# [Assigned task A]
According to the spectinomycin text, what Ki does spectinomycin show as an inhibitor of the td intron RNA?
# [Assigned task B]
Continue the spectinomycin text from its last sentence.

Spectinomycin dihydrochloride pentahydrate is a broad-spectrum aminocyclitol antibiotic that inhibits the growth of a variety of gram-positive and gram-negative organisms.

In Vitro

Spectinomycin selectively inhibits protein synthesis in cells and in extracts of Escherichia coli. When added to an exponentially growing culture, spectinomycin (50 μg/mL) rapidly and reversibly inhibits growth of Escherichia coli. Amino acid incorporation is slowed immediately but RNA synthesis continued. In extracts of Escherichia coli B, spectinomycin inhibits polypeptide synthesis directed either by endogenous messenger RNA or by MS-2 bacteriophage RNA. Maximum inhibition (70 to 80%) is achieved at 1 μg/mL (3 μM). [1]. Spectinomycin blocks the translocation of peptidyl-tRNAs from the A-site to the P-site by inhibiting the binding of elongation factor G to the ribosome. Spectinomycin interacts specifically with the residues G1064 and 01192 in 16S rRNA and potentially change this molecule into an inactive conformation[2]. Spectinomycin acts as a mixed noncompetitive inhibitor for the td intron RNA with a Ki of 7.2 mM. The splicing inhibition by spectinomycin is dependent on pH changes and Mg2+ concentration, indicating electrostatic interactions with the intron RNA[3].

[Structured page parsing data]
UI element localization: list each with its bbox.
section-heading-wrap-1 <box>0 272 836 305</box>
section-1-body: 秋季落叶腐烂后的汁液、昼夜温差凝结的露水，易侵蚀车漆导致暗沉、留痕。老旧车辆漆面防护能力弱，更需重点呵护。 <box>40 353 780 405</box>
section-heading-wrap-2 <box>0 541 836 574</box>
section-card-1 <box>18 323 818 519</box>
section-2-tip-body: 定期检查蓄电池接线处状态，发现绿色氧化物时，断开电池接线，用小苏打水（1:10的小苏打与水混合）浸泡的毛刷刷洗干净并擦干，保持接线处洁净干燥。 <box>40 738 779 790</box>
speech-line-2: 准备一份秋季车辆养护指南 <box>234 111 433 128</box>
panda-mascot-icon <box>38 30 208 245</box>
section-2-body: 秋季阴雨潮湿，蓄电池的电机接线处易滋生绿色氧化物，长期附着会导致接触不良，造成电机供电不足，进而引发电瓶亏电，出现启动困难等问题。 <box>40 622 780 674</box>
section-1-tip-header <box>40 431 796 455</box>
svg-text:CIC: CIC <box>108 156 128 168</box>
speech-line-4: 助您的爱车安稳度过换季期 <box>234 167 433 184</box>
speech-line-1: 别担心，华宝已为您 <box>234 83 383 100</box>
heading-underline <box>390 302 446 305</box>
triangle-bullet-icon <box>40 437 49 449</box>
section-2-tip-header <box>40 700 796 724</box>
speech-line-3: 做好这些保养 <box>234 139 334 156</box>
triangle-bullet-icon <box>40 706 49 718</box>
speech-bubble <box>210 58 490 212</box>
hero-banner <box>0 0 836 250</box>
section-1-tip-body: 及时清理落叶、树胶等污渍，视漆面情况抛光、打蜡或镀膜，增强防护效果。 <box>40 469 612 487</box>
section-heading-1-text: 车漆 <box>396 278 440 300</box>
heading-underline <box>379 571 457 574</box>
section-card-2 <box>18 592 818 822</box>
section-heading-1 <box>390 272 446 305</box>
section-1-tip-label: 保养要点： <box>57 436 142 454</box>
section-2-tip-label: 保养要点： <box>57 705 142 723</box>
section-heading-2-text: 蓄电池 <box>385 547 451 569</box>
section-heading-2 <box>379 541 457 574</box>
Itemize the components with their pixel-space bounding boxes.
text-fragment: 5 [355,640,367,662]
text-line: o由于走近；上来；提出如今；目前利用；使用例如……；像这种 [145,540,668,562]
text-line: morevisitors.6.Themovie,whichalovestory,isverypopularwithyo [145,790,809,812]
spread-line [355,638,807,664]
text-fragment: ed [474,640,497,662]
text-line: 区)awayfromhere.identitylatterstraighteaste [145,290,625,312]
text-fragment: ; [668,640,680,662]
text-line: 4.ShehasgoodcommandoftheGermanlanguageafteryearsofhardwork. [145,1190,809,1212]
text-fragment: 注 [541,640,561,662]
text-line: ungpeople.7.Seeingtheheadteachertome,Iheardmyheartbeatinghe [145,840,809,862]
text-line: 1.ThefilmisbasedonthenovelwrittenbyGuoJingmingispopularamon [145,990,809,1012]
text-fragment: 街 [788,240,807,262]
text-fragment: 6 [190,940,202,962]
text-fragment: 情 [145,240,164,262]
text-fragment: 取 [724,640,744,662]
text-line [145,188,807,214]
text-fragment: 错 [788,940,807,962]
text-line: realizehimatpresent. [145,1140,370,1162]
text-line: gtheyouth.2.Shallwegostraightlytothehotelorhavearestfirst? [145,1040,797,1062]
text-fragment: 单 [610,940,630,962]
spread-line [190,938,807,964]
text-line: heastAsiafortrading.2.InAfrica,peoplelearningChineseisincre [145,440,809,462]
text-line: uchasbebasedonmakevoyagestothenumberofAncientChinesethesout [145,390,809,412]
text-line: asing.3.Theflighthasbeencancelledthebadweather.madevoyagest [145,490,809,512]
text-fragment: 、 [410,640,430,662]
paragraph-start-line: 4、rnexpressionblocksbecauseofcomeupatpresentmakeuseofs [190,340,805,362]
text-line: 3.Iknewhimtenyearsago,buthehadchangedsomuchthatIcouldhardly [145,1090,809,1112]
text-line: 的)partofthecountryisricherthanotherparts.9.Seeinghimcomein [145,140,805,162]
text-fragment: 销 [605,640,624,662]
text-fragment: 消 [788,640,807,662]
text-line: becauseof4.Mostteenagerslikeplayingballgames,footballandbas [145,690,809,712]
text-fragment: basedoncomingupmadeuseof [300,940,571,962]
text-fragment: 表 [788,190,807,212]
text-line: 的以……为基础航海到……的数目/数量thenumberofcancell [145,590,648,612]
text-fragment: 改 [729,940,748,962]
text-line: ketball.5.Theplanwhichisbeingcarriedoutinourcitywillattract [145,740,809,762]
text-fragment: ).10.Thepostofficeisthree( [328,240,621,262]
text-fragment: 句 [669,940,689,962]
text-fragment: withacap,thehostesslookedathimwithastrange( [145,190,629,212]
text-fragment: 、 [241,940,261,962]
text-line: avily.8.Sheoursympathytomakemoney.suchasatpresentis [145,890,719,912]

# [Output A]
7.2 mM

# [Output B]
In Vivo

Renal excretion is a major elimination pathway for spectinomycin. Following IV administration, approximately 55% of the drug is excreted into the urine in unchanged form. After IV administration of 10 mg/kg spectinomycin shows a peak plasma concentration of 37.8 μg/mL and a systemic exposure (area-under the curve AUC0-∞) of 15.7 μg/mL. Following single dose intramuscular administration, the overall elimination half-life of spectinomycin is 1.2 h in cattle, 1.0 h in sheep, 1.0 h in pigs, 1.65 h in chicken and 1.85 h in humans[4].

Molecular Weight

495.35

Formula

C₁₄H₃₆Cl₂N₂O₁₂

CAS No.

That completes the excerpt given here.